**What you need to do:**
Narrow the data below down to the lines containing "принятия".

**Data for processing:**

-----

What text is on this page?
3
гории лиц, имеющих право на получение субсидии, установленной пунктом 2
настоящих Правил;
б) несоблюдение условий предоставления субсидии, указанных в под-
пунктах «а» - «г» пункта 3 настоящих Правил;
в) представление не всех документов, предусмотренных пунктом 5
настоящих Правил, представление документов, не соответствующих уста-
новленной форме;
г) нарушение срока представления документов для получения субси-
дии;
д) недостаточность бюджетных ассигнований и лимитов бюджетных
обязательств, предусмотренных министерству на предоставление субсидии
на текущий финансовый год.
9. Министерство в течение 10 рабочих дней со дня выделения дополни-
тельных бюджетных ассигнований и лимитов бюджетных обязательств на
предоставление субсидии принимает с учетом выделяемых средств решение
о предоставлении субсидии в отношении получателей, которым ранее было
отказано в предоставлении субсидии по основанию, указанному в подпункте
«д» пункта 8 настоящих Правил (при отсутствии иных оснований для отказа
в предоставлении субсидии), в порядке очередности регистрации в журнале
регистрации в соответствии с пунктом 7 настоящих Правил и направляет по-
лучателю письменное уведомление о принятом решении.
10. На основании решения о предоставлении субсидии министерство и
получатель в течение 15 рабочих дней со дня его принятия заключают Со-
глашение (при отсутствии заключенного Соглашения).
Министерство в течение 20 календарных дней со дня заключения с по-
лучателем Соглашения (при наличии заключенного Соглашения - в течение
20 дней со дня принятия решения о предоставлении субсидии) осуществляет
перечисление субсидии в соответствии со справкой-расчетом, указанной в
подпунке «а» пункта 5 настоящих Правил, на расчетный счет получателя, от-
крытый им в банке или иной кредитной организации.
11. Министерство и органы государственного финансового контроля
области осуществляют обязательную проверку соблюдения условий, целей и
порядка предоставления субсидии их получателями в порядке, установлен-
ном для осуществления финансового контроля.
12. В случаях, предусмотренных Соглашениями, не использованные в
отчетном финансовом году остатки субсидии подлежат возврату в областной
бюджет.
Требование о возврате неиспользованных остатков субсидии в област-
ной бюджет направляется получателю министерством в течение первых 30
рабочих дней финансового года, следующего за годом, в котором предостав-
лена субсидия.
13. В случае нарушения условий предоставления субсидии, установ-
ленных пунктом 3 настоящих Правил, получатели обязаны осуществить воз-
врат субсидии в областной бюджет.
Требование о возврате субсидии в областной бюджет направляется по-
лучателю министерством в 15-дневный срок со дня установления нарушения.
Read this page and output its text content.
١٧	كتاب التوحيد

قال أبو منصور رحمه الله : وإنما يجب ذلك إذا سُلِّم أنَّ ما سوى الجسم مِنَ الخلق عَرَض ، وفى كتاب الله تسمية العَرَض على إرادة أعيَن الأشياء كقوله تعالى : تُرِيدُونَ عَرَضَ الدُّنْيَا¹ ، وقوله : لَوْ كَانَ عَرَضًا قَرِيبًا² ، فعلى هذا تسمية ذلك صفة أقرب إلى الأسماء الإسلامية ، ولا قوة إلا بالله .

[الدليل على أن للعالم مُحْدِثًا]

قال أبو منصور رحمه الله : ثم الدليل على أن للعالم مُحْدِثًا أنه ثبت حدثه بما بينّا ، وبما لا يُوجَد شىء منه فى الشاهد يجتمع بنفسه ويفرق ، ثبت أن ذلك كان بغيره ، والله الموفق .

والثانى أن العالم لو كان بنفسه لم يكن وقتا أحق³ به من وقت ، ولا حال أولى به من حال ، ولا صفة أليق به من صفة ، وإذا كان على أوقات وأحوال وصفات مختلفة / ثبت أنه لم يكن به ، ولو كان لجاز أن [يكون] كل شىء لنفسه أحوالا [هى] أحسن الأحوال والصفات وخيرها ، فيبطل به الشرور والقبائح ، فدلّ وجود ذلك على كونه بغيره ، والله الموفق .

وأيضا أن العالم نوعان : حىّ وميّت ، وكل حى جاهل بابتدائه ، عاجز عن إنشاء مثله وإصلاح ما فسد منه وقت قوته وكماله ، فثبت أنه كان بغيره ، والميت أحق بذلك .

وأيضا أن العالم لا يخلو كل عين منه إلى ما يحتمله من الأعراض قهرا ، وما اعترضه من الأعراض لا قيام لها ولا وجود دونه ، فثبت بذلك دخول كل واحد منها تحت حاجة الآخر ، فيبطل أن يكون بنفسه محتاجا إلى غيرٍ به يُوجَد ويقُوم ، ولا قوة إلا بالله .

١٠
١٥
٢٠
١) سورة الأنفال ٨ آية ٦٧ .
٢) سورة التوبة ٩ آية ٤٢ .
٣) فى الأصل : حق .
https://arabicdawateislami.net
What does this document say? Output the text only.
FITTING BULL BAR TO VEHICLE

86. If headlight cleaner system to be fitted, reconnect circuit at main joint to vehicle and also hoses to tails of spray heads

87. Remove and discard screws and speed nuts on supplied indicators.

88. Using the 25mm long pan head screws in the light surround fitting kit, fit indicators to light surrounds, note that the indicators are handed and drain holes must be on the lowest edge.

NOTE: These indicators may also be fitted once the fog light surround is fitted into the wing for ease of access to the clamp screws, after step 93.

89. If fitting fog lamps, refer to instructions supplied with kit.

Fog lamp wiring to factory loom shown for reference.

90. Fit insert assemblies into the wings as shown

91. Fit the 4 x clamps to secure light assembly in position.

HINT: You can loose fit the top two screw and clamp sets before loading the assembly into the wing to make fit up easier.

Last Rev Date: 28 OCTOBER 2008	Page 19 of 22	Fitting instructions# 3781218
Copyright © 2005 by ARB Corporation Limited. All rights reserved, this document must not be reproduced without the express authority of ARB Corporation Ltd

-----

**Task solution:**
получатель в течение 15 рабочих дней со дня его принятия заключают Со-
20 дней со дня принятия решения о предоставлении субсидии) осуществляет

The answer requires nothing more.